→ THE PROBLEM: From the listing below, extract each entry exactly as written, minus the images.

(Records from a dataset)
※
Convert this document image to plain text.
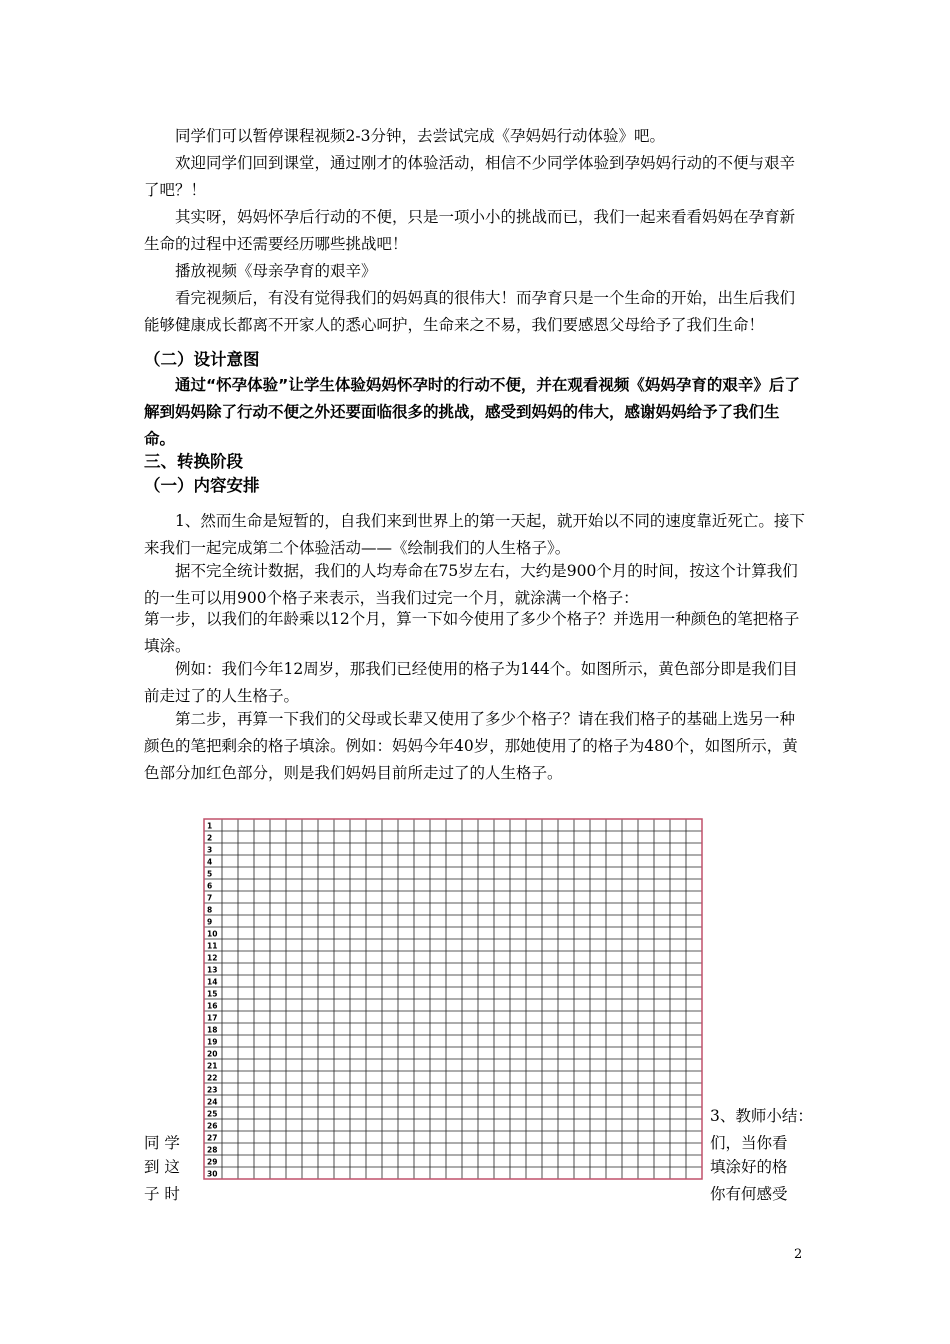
同学们可以暂停课程视频2-3分钟，去尝试完成《孕妈妈行动体验》吧。

欢迎同学们回到课堂，通过刚才的体验活动，相信不少同学体验到孕妈妈行动的不便与艰辛了吧？！

其实呀，妈妈怀孕后行动的不便，只是一项小小的挑战而已，我们一起来看看妈妈在孕育新生命的过程中还需要经历哪些挑战吧！

播放视频《母亲孕育的艰辛》

看完视频后，有没有觉得我们的妈妈真的很伟大！而孕育只是一个生命的开始，出生后我们能够健康成长都离不开家人的悉心呵护，生命来之不易，我们要感恩父母给予了我们生命！

（二）设计意图

通过“怀孕体验”让学生体验妈妈怀孕时的行动不便，并在观看视频《妈妈孕育的艰辛》后了解到妈妈除了行动不便之外还要面临很多的挑战，感受到妈妈的伟大，感谢妈妈给予了我们生命。

三、转换阶段
（一）内容安排

1、然而生命是短暂的，自我们来到世界上的第一天起，就开始以不同的速度靠近死亡。接下来我们一起完成第二个体验活动——《绘制我们的人生格子》。

据不完全统计数据，我们的人均寿命在75岁左右，大约是900个月的时间，按这个计算我们的一生可以用900个格子来表示，当我们过完一个月，就涂满一个格子：

第一步，以我们的年龄乘以12个月，算一下如今使用了多少个格子？并选用一种颜色的笔把格子填涂。

例如：我们今年12周岁，那我们已经使用的格子为144个。如图所示，黄色部分即是我们目前走过了的人生格子。

第二步，再算一下我们的父母或长辈又使用了多少个格子？请在我们格子的基础上选另一种颜色的笔把剩余的格子填涂。例如：妈妈今年40岁，那她使用了的格子为480个，如图所示，黄色部分加红色部分，则是我们妈妈目前所走过了的人生格子。

1
2
3
4
5
6
7
8
9
10
11
12
13
14
15
16
17
18
19
20
21
22
23
24
25
26
27
28
29
30
3、教师小结：
们，当你看
填涂好的格
你有何感受
同 学
到 这
子 时
2
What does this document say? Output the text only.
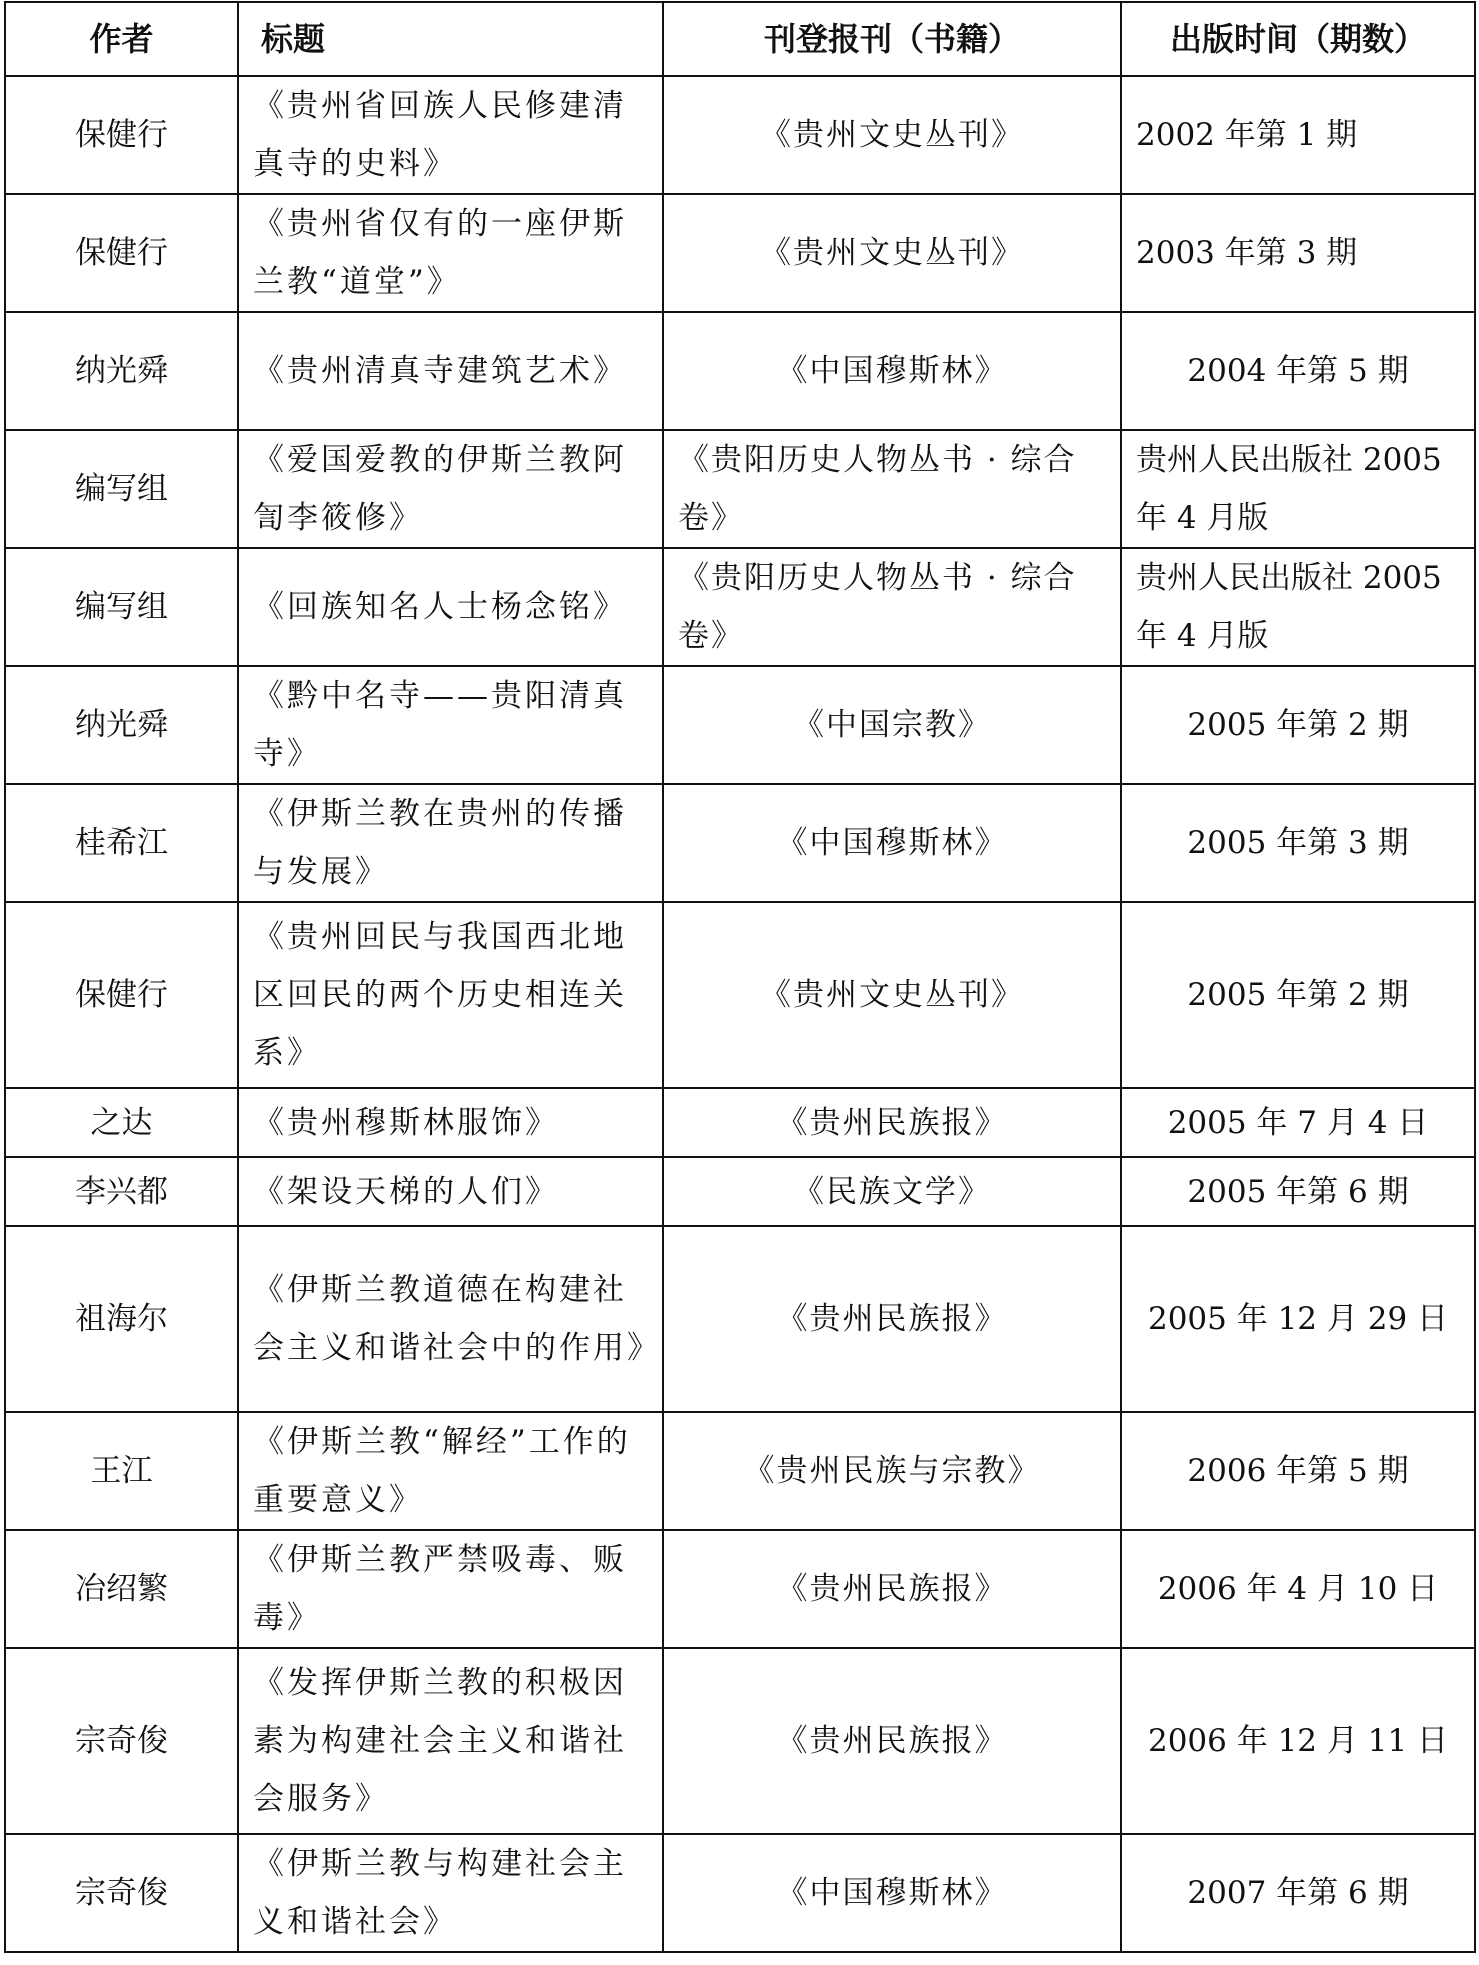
作者	标题	刊登报刊（书籍）	出版时间（期数）
保健行	《贵州省回族人民修建清真寺的史料》	《贵州文史丛刊》	2002 年第 1 期
保健行	《贵州省仅有的一座伊斯兰教“道堂”》	《贵州文史丛刊》	2003 年第 3 期
纳光舜	《贵州清真寺建筑艺术》	《中国穆斯林》	2004 年第 5 期
编写组	《爱国爱教的伊斯兰教阿訇李筱修》	《贵阳历史人物丛书 · 综合卷》	贵州人民出版社 2005 年 4 月版
编写组	《回族知名人士杨念铭》	《贵阳历史人物丛书 · 综合卷》	贵州人民出版社 2005 年 4 月版
纳光舜	《黔中名寺——贵阳清真寺》	《中国宗教》	2005 年第 2 期
桂希江	《伊斯兰教在贵州的传播与发展》	《中国穆斯林》	2005 年第 3 期
保健行	《贵州回民与我国西北地区回民的两个历史相连关系》	《贵州文史丛刊》	2005 年第 2 期
之达	《贵州穆斯林服饰》	《贵州民族报》	2005 年 7 月 4 日
李兴都	《架设天梯的人们》	《民族文学》	2005 年第 6 期
祖海尔	《伊斯兰教道德在构建社会主义和谐社会中的作用》	《贵州民族报》	2005 年 12 月 29 日
王江	《伊斯兰教“解经”工作的重要意义》	《贵州民族与宗教》	2006 年第 5 期
冶绍繁	《伊斯兰教严禁吸毒、贩毒》	《贵州民族报》	2006 年 4 月 10 日
宗奇俊	《发挥伊斯兰教的积极因素为构建社会主义和谐社会服务》	《贵州民族报》	2006 年 12 月 11 日
宗奇俊	《伊斯兰教与构建社会主义和谐社会》	《中国穆斯林》	2007 年第 6 期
※
→ FINISHED ANSWER:
Convert this document image to plain text.
同学们可以暂停课程视频2-3分钟，去尝试完成《孕妈妈行动体验》吧。

欢迎同学们回到课堂，通过刚才的体验活动，相信不少同学体验到孕妈妈行动的不便与艰辛了吧？！

其实呀，妈妈怀孕后行动的不便，只是一项小小的挑战而已，我们一起来看看妈妈在孕育新生命的过程中还需要经历哪些挑战吧！

播放视频《母亲孕育的艰辛》

看完视频后，有没有觉得我们的妈妈真的很伟大！而孕育只是一个生命的开始，出生后我们能够健康成长都离不开家人的悉心呵护，生命来之不易，我们要感恩父母给予了我们生命！

（二）设计意图

通过“怀孕体验”让学生体验妈妈怀孕时的行动不便，并在观看视频《妈妈孕育的艰辛》后了解到妈妈除了行动不便之外还要面临很多的挑战，感受到妈妈的伟大，感谢妈妈给予了我们生命。

三、转换阶段
（一）内容安排

1、然而生命是短暂的，自我们来到世界上的第一天起，就开始以不同的速度靠近死亡。接下来我们一起完成第二个体验活动——《绘制我们的人生格子》。

据不完全统计数据，我们的人均寿命在75岁左右，大约是900个月的时间，按这个计算我们的一生可以用900个格子来表示，当我们过完一个月，就涂满一个格子：

第一步，以我们的年龄乘以12个月，算一下如今使用了多少个格子？并选用一种颜色的笔把格子填涂。

例如：我们今年12周岁，那我们已经使用的格子为144个。如图所示，黄色部分即是我们目前走过了的人生格子。

第二步，再算一下我们的父母或长辈又使用了多少个格子？请在我们格子的基础上选另一种颜色的笔把剩余的格子填涂。例如：妈妈今年40岁，那她使用了的格子为480个，如图所示，黄色部分加红色部分，则是我们妈妈目前所走过了的人生格子。

1
2
3
4
5
6
7
8
9
10
11
12
13
14
15
16
17
18
19
20
21
22
23
24
25
26
27
28
29
30
3、教师小结：
们，当你看
填涂好的格
你有何感受
同 学
到 这
子 时
2
What does this document say? Output the text only.
作者	标题	刊登报刊（书籍）	出版时间（期数）
保健行	《贵州省回族人民修建清真寺的史料》	《贵州文史丛刊》	2002 年第 1 期
保健行	《贵州省仅有的一座伊斯兰教“道堂”》	《贵州文史丛刊》	2003 年第 3 期
纳光舜	《贵州清真寺建筑艺术》	《中国穆斯林》	2004 年第 5 期
编写组	《爱国爱教的伊斯兰教阿訇李筱修》	《贵阳历史人物丛书 · 综合卷》	贵州人民出版社 2005 年 4 月版
编写组	《回族知名人士杨念铭》	《贵阳历史人物丛书 · 综合卷》	贵州人民出版社 2005 年 4 月版
纳光舜	《黔中名寺——贵阳清真寺》	《中国宗教》	2005 年第 2 期
桂希江	《伊斯兰教在贵州的传播与发展》	《中国穆斯林》	2005 年第 3 期
保健行	《贵州回民与我国西北地区回民的两个历史相连关系》	《贵州文史丛刊》	2005 年第 2 期
之达	《贵州穆斯林服饰》	《贵州民族报》	2005 年 7 月 4 日
李兴都	《架设天梯的人们》	《民族文学》	2005 年第 6 期
祖海尔	《伊斯兰教道德在构建社会主义和谐社会中的作用》	《贵州民族报》	2005 年 12 月 29 日
王江	《伊斯兰教“解经”工作的重要意义》	《贵州民族与宗教》	2006 年第 5 期
冶绍繁	《伊斯兰教严禁吸毒、贩毒》	《贵州民族报》	2006 年 4 月 10 日
宗奇俊	《发挥伊斯兰教的积极因素为构建社会主义和谐社会服务》	《贵州民族报》	2006 年 12 月 11 日
宗奇俊	《伊斯兰教与构建社会主义和谐社会》	《中国穆斯林》	2007 年第 6 期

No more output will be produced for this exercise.